◆ Data for processing ◆
########

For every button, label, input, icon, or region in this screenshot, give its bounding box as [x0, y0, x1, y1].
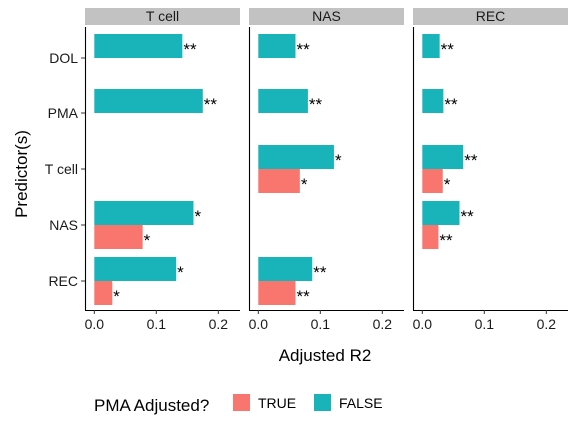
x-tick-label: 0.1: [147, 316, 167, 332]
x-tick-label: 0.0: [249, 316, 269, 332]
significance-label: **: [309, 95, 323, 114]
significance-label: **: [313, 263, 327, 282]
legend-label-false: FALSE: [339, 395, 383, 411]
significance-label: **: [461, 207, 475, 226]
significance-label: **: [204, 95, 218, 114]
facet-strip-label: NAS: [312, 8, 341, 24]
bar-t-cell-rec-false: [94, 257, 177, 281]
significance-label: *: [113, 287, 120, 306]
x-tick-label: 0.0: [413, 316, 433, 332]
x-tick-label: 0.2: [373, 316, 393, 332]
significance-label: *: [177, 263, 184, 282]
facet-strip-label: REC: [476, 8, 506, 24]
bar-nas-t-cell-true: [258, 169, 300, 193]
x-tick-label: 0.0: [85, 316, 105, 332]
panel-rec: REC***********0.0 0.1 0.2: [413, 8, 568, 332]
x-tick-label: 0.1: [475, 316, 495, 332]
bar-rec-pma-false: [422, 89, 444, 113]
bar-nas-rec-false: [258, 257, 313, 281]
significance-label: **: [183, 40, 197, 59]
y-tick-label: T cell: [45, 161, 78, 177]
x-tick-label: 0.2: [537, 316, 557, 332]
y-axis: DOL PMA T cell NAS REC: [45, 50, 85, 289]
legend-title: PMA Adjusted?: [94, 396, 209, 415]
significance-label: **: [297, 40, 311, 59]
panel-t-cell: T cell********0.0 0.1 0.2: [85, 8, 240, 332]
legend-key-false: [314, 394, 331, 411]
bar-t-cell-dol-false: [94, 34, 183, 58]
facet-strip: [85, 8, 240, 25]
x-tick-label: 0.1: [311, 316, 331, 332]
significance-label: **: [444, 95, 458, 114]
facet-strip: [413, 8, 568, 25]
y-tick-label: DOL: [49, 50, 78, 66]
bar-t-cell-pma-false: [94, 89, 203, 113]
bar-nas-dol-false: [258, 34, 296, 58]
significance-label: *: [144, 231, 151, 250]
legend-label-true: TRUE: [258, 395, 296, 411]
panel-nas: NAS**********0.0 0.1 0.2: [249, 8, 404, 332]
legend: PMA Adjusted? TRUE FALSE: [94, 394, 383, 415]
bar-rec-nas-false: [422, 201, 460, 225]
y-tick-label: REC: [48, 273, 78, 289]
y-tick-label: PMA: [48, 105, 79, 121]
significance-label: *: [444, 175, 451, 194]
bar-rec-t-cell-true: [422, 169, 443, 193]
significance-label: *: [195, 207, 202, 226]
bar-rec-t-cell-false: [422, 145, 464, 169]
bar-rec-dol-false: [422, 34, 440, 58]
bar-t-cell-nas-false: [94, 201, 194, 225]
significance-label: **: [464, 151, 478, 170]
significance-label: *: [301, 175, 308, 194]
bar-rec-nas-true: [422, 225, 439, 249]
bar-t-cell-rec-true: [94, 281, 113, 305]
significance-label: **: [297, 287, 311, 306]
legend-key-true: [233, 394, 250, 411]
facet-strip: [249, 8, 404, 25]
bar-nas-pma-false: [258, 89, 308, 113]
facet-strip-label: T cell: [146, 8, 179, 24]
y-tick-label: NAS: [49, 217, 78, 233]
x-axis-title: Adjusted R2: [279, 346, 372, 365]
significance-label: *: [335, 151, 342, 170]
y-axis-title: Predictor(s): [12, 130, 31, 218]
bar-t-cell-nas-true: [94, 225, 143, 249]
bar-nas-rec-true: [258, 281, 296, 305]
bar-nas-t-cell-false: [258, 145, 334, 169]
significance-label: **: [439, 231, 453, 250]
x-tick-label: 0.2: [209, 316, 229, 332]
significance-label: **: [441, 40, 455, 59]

########

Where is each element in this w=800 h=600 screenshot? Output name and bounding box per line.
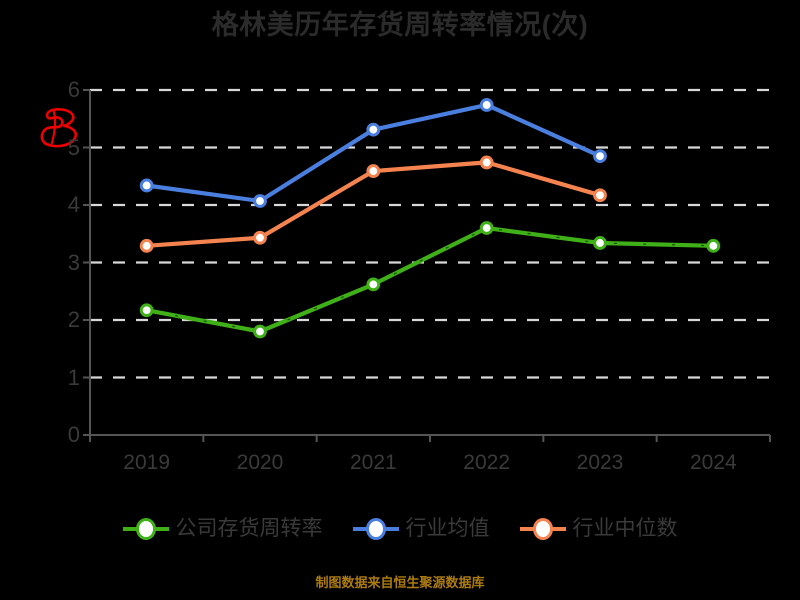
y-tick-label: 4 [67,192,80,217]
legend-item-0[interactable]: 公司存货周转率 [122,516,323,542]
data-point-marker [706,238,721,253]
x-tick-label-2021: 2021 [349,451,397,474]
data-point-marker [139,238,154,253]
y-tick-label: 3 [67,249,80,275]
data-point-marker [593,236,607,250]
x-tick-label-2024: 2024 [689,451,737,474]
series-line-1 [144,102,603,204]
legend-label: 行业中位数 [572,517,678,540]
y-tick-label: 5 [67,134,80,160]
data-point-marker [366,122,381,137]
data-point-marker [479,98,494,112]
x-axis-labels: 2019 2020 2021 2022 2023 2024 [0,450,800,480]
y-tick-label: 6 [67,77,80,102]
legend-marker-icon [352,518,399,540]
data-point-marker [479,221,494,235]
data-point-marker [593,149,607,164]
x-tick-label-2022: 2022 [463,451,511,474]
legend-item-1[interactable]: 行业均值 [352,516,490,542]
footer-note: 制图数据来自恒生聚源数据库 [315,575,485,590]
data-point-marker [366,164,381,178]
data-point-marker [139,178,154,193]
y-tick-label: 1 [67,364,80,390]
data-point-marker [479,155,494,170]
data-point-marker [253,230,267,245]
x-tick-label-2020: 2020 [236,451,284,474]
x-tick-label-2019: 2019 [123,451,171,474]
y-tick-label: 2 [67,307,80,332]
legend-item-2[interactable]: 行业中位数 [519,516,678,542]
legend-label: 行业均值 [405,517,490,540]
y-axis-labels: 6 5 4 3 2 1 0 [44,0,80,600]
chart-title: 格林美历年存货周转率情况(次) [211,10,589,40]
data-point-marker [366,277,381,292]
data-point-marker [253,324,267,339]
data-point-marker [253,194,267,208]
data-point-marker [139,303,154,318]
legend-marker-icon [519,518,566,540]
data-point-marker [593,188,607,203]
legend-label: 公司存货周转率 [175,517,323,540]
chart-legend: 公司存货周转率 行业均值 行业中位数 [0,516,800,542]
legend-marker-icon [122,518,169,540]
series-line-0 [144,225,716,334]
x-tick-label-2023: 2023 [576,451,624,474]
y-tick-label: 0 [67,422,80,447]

########

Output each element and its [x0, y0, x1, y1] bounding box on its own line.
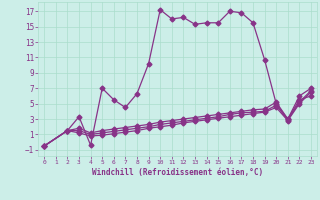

########

◆ Required work ◆
Transcribe the lines beginning with the one that contains "For every button, label, input, icon, or" and ending after the one that contains "legend-label-false: FALSE: [339, 395, 383, 411]", and leave the pictures out of your answer.

◆ Exercise solution ◆
For every button, label, input, icon, or region in this screenshot, give its bounding box as [x0, y0, x1, y1].
x-tick-label: 0.1: [147, 316, 167, 332]
x-tick-label: 0.0: [249, 316, 269, 332]
significance-label: **: [309, 95, 323, 114]
significance-label: **: [313, 263, 327, 282]
legend-label-false: FALSE: [339, 395, 383, 411]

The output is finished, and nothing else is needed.